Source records
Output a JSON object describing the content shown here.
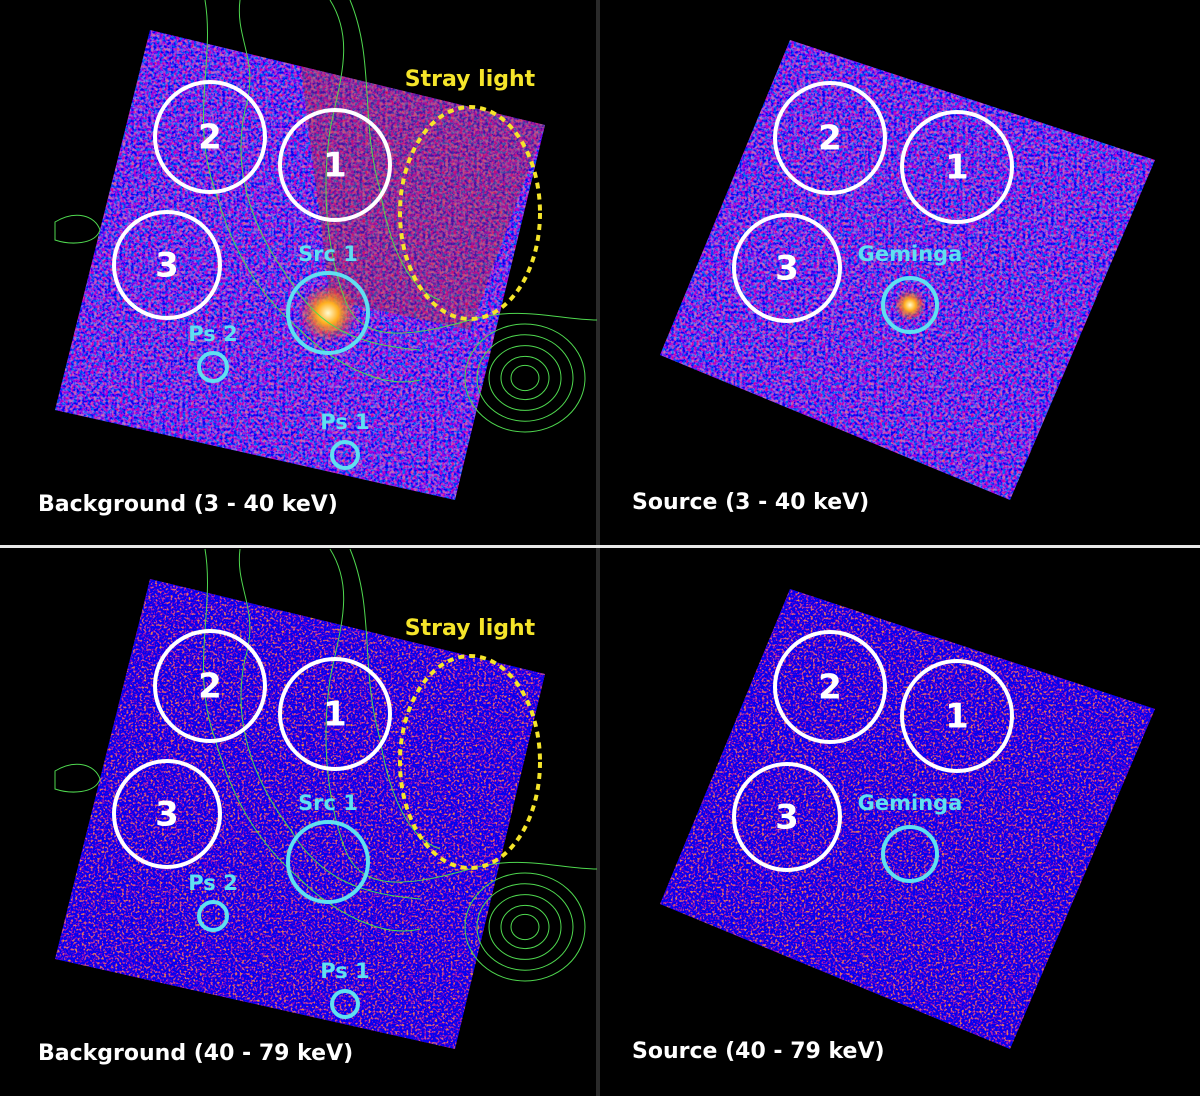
{
  "panels": [
    {
      "caption": "Background (3 - 40 keV)",
      "stray_light": "Stray light",
      "regions": [
        {
          "label": "2"
        },
        {
          "label": "1"
        },
        {
          "label": "3"
        }
      ],
      "sources": [
        {
          "label": "Src 1"
        },
        {
          "label": "Ps 2"
        },
        {
          "label": "Ps 1"
        }
      ]
    },
    {
      "caption": "Source (3 - 40 keV)",
      "regions": [
        {
          "label": "2"
        },
        {
          "label": "1"
        },
        {
          "label": "3"
        }
      ],
      "sources": [
        {
          "label": "Geminga"
        }
      ]
    },
    {
      "caption": "Background (40 - 79 keV)",
      "stray_light": "Stray light",
      "regions": [
        {
          "label": "2"
        },
        {
          "label": "1"
        },
        {
          "label": "3"
        }
      ],
      "sources": [
        {
          "label": "Src 1"
        },
        {
          "label": "Ps 2"
        },
        {
          "label": "Ps 1"
        }
      ]
    },
    {
      "caption": "Source (40 - 79 keV)",
      "regions": [
        {
          "label": "2"
        },
        {
          "label": "1"
        },
        {
          "label": "3"
        }
      ],
      "sources": [
        {
          "label": "Geminga"
        }
      ]
    }
  ]
}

WHAT YOU NEED TO DO
Will you set down the records word for word while leaving out every picture?

TASK OUTPUT
Output a JSON object describing the content shown here.
{
  "panels": [
    {
      "caption": "Background (3 - 40 keV)",
      "stray_light": "Stray light",
      "regions": [
        {
          "label": "2"
        },
        {
          "label": "1"
        },
        {
          "label": "3"
        }
      ],
      "sources": [
        {
          "label": "Src 1"
        },
        {
          "label": "Ps 2"
        },
        {
          "label": "Ps 1"
        }
      ]
    },
    {
      "caption": "Source (3 - 40 keV)",
      "regions": [
        {
          "label": "2"
        },
        {
          "label": "1"
        },
        {
          "label": "3"
        }
      ],
      "sources": [
        {
          "label": "Geminga"
        }
      ]
    },
    {
      "caption": "Background (40 - 79 keV)",
      "stray_light": "Stray light",
      "regions": [
        {
          "label": "2"
        },
        {
          "label": "1"
        },
        {
          "label": "3"
        }
      ],
      "sources": [
        {
          "label": "Src 1"
        },
        {
          "label": "Ps 2"
        },
        {
          "label": "Ps 1"
        }
      ]
    },
    {
      "caption": "Source (40 - 79 keV)",
      "regions": [
        {
          "label": "2"
        },
        {
          "label": "1"
        },
        {
          "label": "3"
        }
      ],
      "sources": [
        {
          "label": "Geminga"
        }
      ]
    }
  ]
}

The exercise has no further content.